## Data items
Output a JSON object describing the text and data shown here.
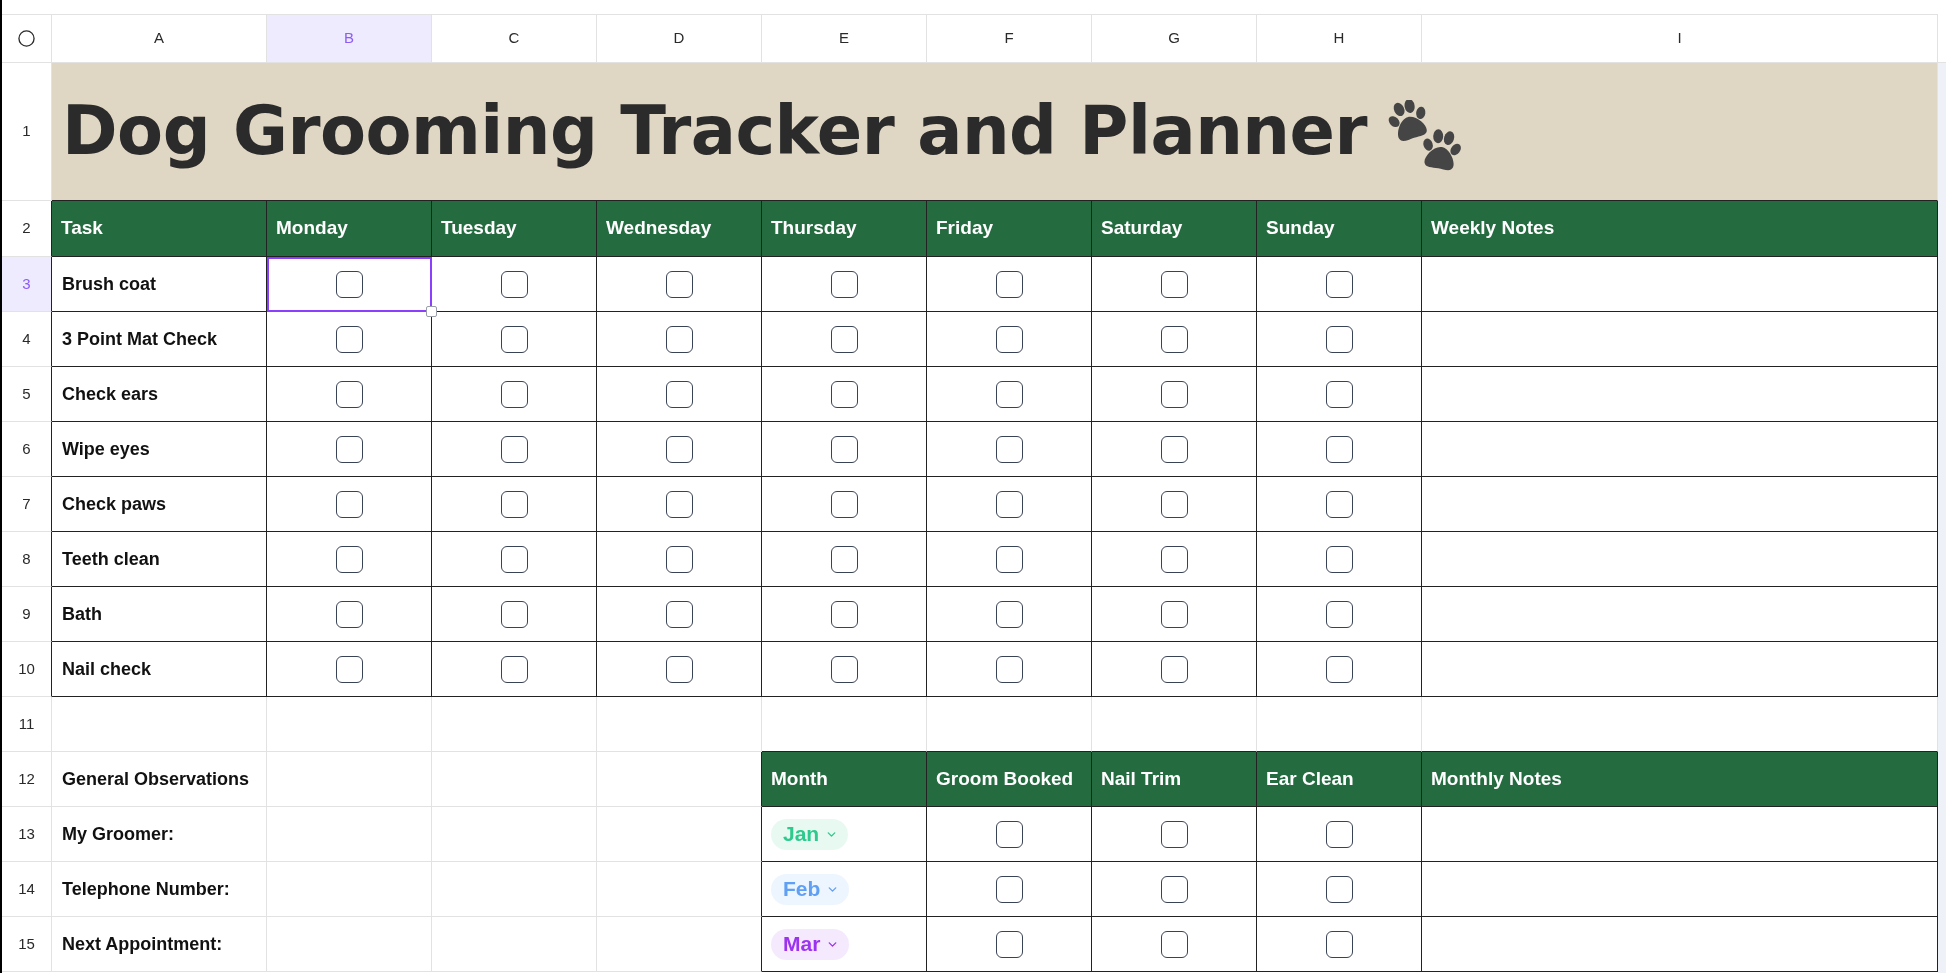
{
  "sheet": {
    "column_letters": [
      {
        "label": "A",
        "selected": false
      },
      {
        "label": "B",
        "selected": true
      },
      {
        "label": "C",
        "selected": false
      },
      {
        "label": "D",
        "selected": false
      },
      {
        "label": "E",
        "selected": false
      },
      {
        "label": "F",
        "selected": false
      },
      {
        "label": "G",
        "selected": false
      },
      {
        "label": "H",
        "selected": false
      },
      {
        "label": "I",
        "selected": false
      }
    ],
    "row_numbers": [
      {
        "label": "1",
        "selected": false
      },
      {
        "label": "2",
        "selected": false
      },
      {
        "label": "3",
        "selected": true
      },
      {
        "label": "4",
        "selected": false
      },
      {
        "label": "5",
        "selected": false
      },
      {
        "label": "6",
        "selected": false
      },
      {
        "label": "7",
        "selected": false
      },
      {
        "label": "8",
        "selected": false
      },
      {
        "label": "9",
        "selected": false
      },
      {
        "label": "10",
        "selected": false
      },
      {
        "label": "11",
        "selected": false
      },
      {
        "label": "12",
        "selected": false
      },
      {
        "label": "13",
        "selected": false
      },
      {
        "label": "14",
        "selected": false
      },
      {
        "label": "15",
        "selected": false
      }
    ]
  },
  "title": "Dog Grooming Tracker and Planner",
  "weekly_tracker": {
    "columns": [
      "Task",
      "Monday",
      "Tuesday",
      "Wednesday",
      "Thursday",
      "Friday",
      "Saturday",
      "Sunday",
      "Weekly Notes"
    ],
    "rows": [
      {
        "task": "Brush coat",
        "days": [
          {
            "checked": false,
            "selected": true
          },
          {
            "checked": false,
            "selected": false
          },
          {
            "checked": false,
            "selected": false
          },
          {
            "checked": false,
            "selected": false
          },
          {
            "checked": false,
            "selected": false
          },
          {
            "checked": false,
            "selected": false
          },
          {
            "checked": false,
            "selected": false
          }
        ]
      },
      {
        "task": "3 Point Mat Check",
        "days": [
          {
            "checked": false,
            "selected": false
          },
          {
            "checked": false,
            "selected": false
          },
          {
            "checked": false,
            "selected": false
          },
          {
            "checked": false,
            "selected": false
          },
          {
            "checked": false,
            "selected": false
          },
          {
            "checked": false,
            "selected": false
          },
          {
            "checked": false,
            "selected": false
          }
        ]
      },
      {
        "task": "Check ears",
        "days": [
          {
            "checked": false,
            "selected": false
          },
          {
            "checked": false,
            "selected": false
          },
          {
            "checked": false,
            "selected": false
          },
          {
            "checked": false,
            "selected": false
          },
          {
            "checked": false,
            "selected": false
          },
          {
            "checked": false,
            "selected": false
          },
          {
            "checked": false,
            "selected": false
          }
        ]
      },
      {
        "task": "Wipe eyes",
        "days": [
          {
            "checked": false,
            "selected": false
          },
          {
            "checked": false,
            "selected": false
          },
          {
            "checked": false,
            "selected": false
          },
          {
            "checked": false,
            "selected": false
          },
          {
            "checked": false,
            "selected": false
          },
          {
            "checked": false,
            "selected": false
          },
          {
            "checked": false,
            "selected": false
          }
        ]
      },
      {
        "task": "Check paws",
        "days": [
          {
            "checked": false,
            "selected": false
          },
          {
            "checked": false,
            "selected": false
          },
          {
            "checked": false,
            "selected": false
          },
          {
            "checked": false,
            "selected": false
          },
          {
            "checked": false,
            "selected": false
          },
          {
            "checked": false,
            "selected": false
          },
          {
            "checked": false,
            "selected": false
          }
        ]
      },
      {
        "task": "Teeth clean",
        "days": [
          {
            "checked": false,
            "selected": false
          },
          {
            "checked": false,
            "selected": false
          },
          {
            "checked": false,
            "selected": false
          },
          {
            "checked": false,
            "selected": false
          },
          {
            "checked": false,
            "selected": false
          },
          {
            "checked": false,
            "selected": false
          },
          {
            "checked": false,
            "selected": false
          }
        ]
      },
      {
        "task": "Bath",
        "days": [
          {
            "checked": false,
            "selected": false
          },
          {
            "checked": false,
            "selected": false
          },
          {
            "checked": false,
            "selected": false
          },
          {
            "checked": false,
            "selected": false
          },
          {
            "checked": false,
            "selected": false
          },
          {
            "checked": false,
            "selected": false
          },
          {
            "checked": false,
            "selected": false
          }
        ]
      },
      {
        "task": "Nail check",
        "days": [
          {
            "checked": false,
            "selected": false
          },
          {
            "checked": false,
            "selected": false
          },
          {
            "checked": false,
            "selected": false
          },
          {
            "checked": false,
            "selected": false
          },
          {
            "checked": false,
            "selected": false
          },
          {
            "checked": false,
            "selected": false
          },
          {
            "checked": false,
            "selected": false
          }
        ]
      }
    ]
  },
  "general_observations": {
    "heading": "General Observations",
    "fields": [
      "My Groomer:",
      "Telephone Number:",
      "Next Appointment:"
    ]
  },
  "monthly_tracker": {
    "columns": [
      "Month",
      "Groom Booked",
      "Nail Trim",
      "Ear Clean",
      "Monthly Notes"
    ],
    "rows": [
      {
        "month": "Jan",
        "color": "#2ec98c",
        "checks": [
          {
            "checked": false
          },
          {
            "checked": false
          },
          {
            "checked": false
          }
        ]
      },
      {
        "month": "Feb",
        "color": "#5fa0f4",
        "checks": [
          {
            "checked": false
          },
          {
            "checked": false
          },
          {
            "checked": false
          }
        ]
      },
      {
        "month": "Mar",
        "color": "#9c33ef",
        "checks": [
          {
            "checked": false
          },
          {
            "checked": false
          },
          {
            "checked": false
          }
        ]
      }
    ]
  }
}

## EXERCISE DIRECTIONS
The data should be printed again unchanged; leave its pictures out.

## WORKED ANSWER
Output a JSON object describing the text and data shown here.
{
  "sheet": {
    "column_letters": [
      {
        "label": "A",
        "selected": false
      },
      {
        "label": "B",
        "selected": true
      },
      {
        "label": "C",
        "selected": false
      },
      {
        "label": "D",
        "selected": false
      },
      {
        "label": "E",
        "selected": false
      },
      {
        "label": "F",
        "selected": false
      },
      {
        "label": "G",
        "selected": false
      },
      {
        "label": "H",
        "selected": false
      },
      {
        "label": "I",
        "selected": false
      }
    ],
    "row_numbers": [
      {
        "label": "1",
        "selected": false
      },
      {
        "label": "2",
        "selected": false
      },
      {
        "label": "3",
        "selected": true
      },
      {
        "label": "4",
        "selected": false
      },
      {
        "label": "5",
        "selected": false
      },
      {
        "label": "6",
        "selected": false
      },
      {
        "label": "7",
        "selected": false
      },
      {
        "label": "8",
        "selected": false
      },
      {
        "label": "9",
        "selected": false
      },
      {
        "label": "10",
        "selected": false
      },
      {
        "label": "11",
        "selected": false
      },
      {
        "label": "12",
        "selected": false
      },
      {
        "label": "13",
        "selected": false
      },
      {
        "label": "14",
        "selected": false
      },
      {
        "label": "15",
        "selected": false
      }
    ]
  },
  "title": "Dog Grooming Tracker and Planner",
  "weekly_tracker": {
    "columns": [
      "Task",
      "Monday",
      "Tuesday",
      "Wednesday",
      "Thursday",
      "Friday",
      "Saturday",
      "Sunday",
      "Weekly Notes"
    ],
    "rows": [
      {
        "task": "Brush coat",
        "days": [
          {
            "checked": false,
            "selected": true
          },
          {
            "checked": false,
            "selected": false
          },
          {
            "checked": false,
            "selected": false
          },
          {
            "checked": false,
            "selected": false
          },
          {
            "checked": false,
            "selected": false
          },
          {
            "checked": false,
            "selected": false
          },
          {
            "checked": false,
            "selected": false
          }
        ]
      },
      {
        "task": "3 Point Mat Check",
        "days": [
          {
            "checked": false,
            "selected": false
          },
          {
            "checked": false,
            "selected": false
          },
          {
            "checked": false,
            "selected": false
          },
          {
            "checked": false,
            "selected": false
          },
          {
            "checked": false,
            "selected": false
          },
          {
            "checked": false,
            "selected": false
          },
          {
            "checked": false,
            "selected": false
          }
        ]
      },
      {
        "task": "Check ears",
        "days": [
          {
            "checked": false,
            "selected": false
          },
          {
            "checked": false,
            "selected": false
          },
          {
            "checked": false,
            "selected": false
          },
          {
            "checked": false,
            "selected": false
          },
          {
            "checked": false,
            "selected": false
          },
          {
            "checked": false,
            "selected": false
          },
          {
            "checked": false,
            "selected": false
          }
        ]
      },
      {
        "task": "Wipe eyes",
        "days": [
          {
            "checked": false,
            "selected": false
          },
          {
            "checked": false,
            "selected": false
          },
          {
            "checked": false,
            "selected": false
          },
          {
            "checked": false,
            "selected": false
          },
          {
            "checked": false,
            "selected": false
          },
          {
            "checked": false,
            "selected": false
          },
          {
            "checked": false,
            "selected": false
          }
        ]
      },
      {
        "task": "Check paws",
        "days": [
          {
            "checked": false,
            "selected": false
          },
          {
            "checked": false,
            "selected": false
          },
          {
            "checked": false,
            "selected": false
          },
          {
            "checked": false,
            "selected": false
          },
          {
            "checked": false,
            "selected": false
          },
          {
            "checked": false,
            "selected": false
          },
          {
            "checked": false,
            "selected": false
          }
        ]
      },
      {
        "task": "Teeth clean",
        "days": [
          {
            "checked": false,
            "selected": false
          },
          {
            "checked": false,
            "selected": false
          },
          {
            "checked": false,
            "selected": false
          },
          {
            "checked": false,
            "selected": false
          },
          {
            "checked": false,
            "selected": false
          },
          {
            "checked": false,
            "selected": false
          },
          {
            "checked": false,
            "selected": false
          }
        ]
      },
      {
        "task": "Bath",
        "days": [
          {
            "checked": false,
            "selected": false
          },
          {
            "checked": false,
            "selected": false
          },
          {
            "checked": false,
            "selected": false
          },
          {
            "checked": false,
            "selected": false
          },
          {
            "checked": false,
            "selected": false
          },
          {
            "checked": false,
            "selected": false
          },
          {
            "checked": false,
            "selected": false
          }
        ]
      },
      {
        "task": "Nail check",
        "days": [
          {
            "checked": false,
            "selected": false
          },
          {
            "checked": false,
            "selected": false
          },
          {
            "checked": false,
            "selected": false
          },
          {
            "checked": false,
            "selected": false
          },
          {
            "checked": false,
            "selected": false
          },
          {
            "checked": false,
            "selected": false
          },
          {
            "checked": false,
            "selected": false
          }
        ]
      }
    ]
  },
  "general_observations": {
    "heading": "General Observations",
    "fields": [
      "My Groomer:",
      "Telephone Number:",
      "Next Appointment:"
    ]
  },
  "monthly_tracker": {
    "columns": [
      "Month",
      "Groom Booked",
      "Nail Trim",
      "Ear Clean",
      "Monthly Notes"
    ],
    "rows": [
      {
        "month": "Jan",
        "color": "#2ec98c",
        "checks": [
          {
            "checked": false
          },
          {
            "checked": false
          },
          {
            "checked": false
          }
        ]
      },
      {
        "month": "Feb",
        "color": "#5fa0f4",
        "checks": [
          {
            "checked": false
          },
          {
            "checked": false
          },
          {
            "checked": false
          }
        ]
      },
      {
        "month": "Mar",
        "color": "#9c33ef",
        "checks": [
          {
            "checked": false
          },
          {
            "checked": false
          },
          {
            "checked": false
          }
        ]
      }
    ]
  }
}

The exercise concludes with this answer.